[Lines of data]
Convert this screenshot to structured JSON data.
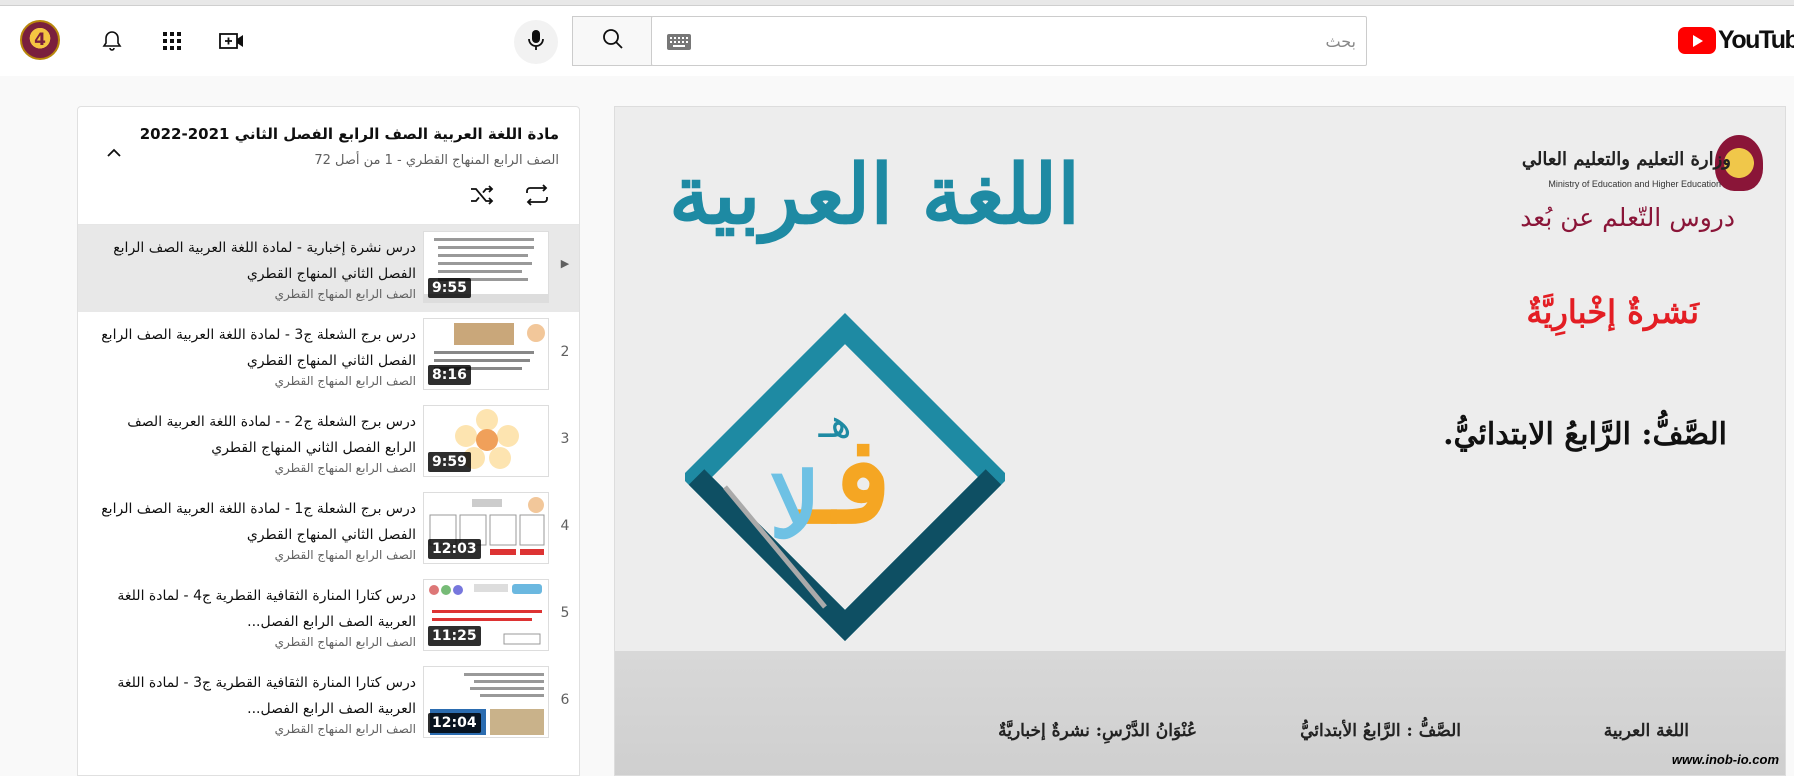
{
  "header": {
    "logo_text": "YouTube",
    "search": {
      "placeholder": "بحث",
      "value": ""
    },
    "avatar_text": "4"
  },
  "icons": {
    "notifications": "bell-icon",
    "apps": "apps-grid-icon",
    "create": "video-plus-icon",
    "mic": "mic-icon",
    "search": "search-icon",
    "keyboard": "keyboard-icon",
    "collapse": "chevron-up-icon",
    "loop": "loop-icon",
    "shuffle": "shuffle-icon",
    "now_playing": "play-indicator-icon"
  },
  "playlist": {
    "title": "مادة اللغة العربية الصف الرابع الفصل الثاني 2021-2022",
    "subtitle": "الصف الرابع المنهاج القطري - 1 من أصل 72",
    "items": [
      {
        "index": "▶",
        "title": "درس نشرة إخبارية - لمادة اللغة العربية الصف الرابع الفصل الثاني المنهاج القطري",
        "channel": "الصف الرابع المنهاج القطري",
        "duration": "9:55"
      },
      {
        "index": "2",
        "title": "درس برج الشعلة ج3 - لمادة اللغة العربية الصف الرابع الفصل الثاني المنهاج القطري",
        "channel": "الصف الرابع المنهاج القطري",
        "duration": "8:16"
      },
      {
        "index": "3",
        "title": "درس برج الشعلة ج2 - - لمادة اللغة العربية الصف الرابع الفصل الثاني المنهاج القطري",
        "channel": "الصف الرابع المنهاج القطري",
        "duration": "9:59"
      },
      {
        "index": "4",
        "title": "درس برج الشعلة ج1 - لمادة اللغة العربية الصف الرابع الفصل الثاني المنهاج القطري",
        "channel": "الصف الرابع المنهاج القطري",
        "duration": "12:03"
      },
      {
        "index": "5",
        "title": "درس كتارا المنارة الثقافية القطرية ج4 - لمادة اللغة العربية الصف الرابع الفصل...",
        "channel": "الصف الرابع المنهاج القطري",
        "duration": "11:25"
      },
      {
        "index": "6",
        "title": "درس كتارا المنارة الثقافية القطرية ج3 - لمادة اللغة العربية الصف الرابع الفصل...",
        "channel": "الصف الرابع المنهاج القطري",
        "duration": "12:04"
      }
    ]
  },
  "video": {
    "ministry_ar": "وزارة التعليم والتعليم العالي",
    "ministry_en": "Ministry of Education and Higher Education",
    "remote_learning": "دروس التّعلم عن بُعد",
    "lesson_title": "نَشرةٌ إخْبارِيَّةٌ",
    "grade": "الصَّفُّ: الرَّابعُ الابتدائيُّ.",
    "subject_art": "اللغة العربية",
    "bottom_subject": "اللغة العربية",
    "bottom_grade": "الصَّفُّ : الرَّابعُ الأبتدائيُّ",
    "bottom_lesson": "عُنْوَانُ الدَّرْسِ: نشرةٌ إخباريَّةٌ",
    "watermark": "www.inob-io.com"
  },
  "colors": {
    "accent_red": "#ff0000",
    "lesson_red": "#e31e24",
    "maroon": "#8a1538",
    "teal": "#1e8aa3"
  }
}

■ To do
Find how many lines of the listing include the string "القطرية" and give that number, nothing else.

■ Exercise response
2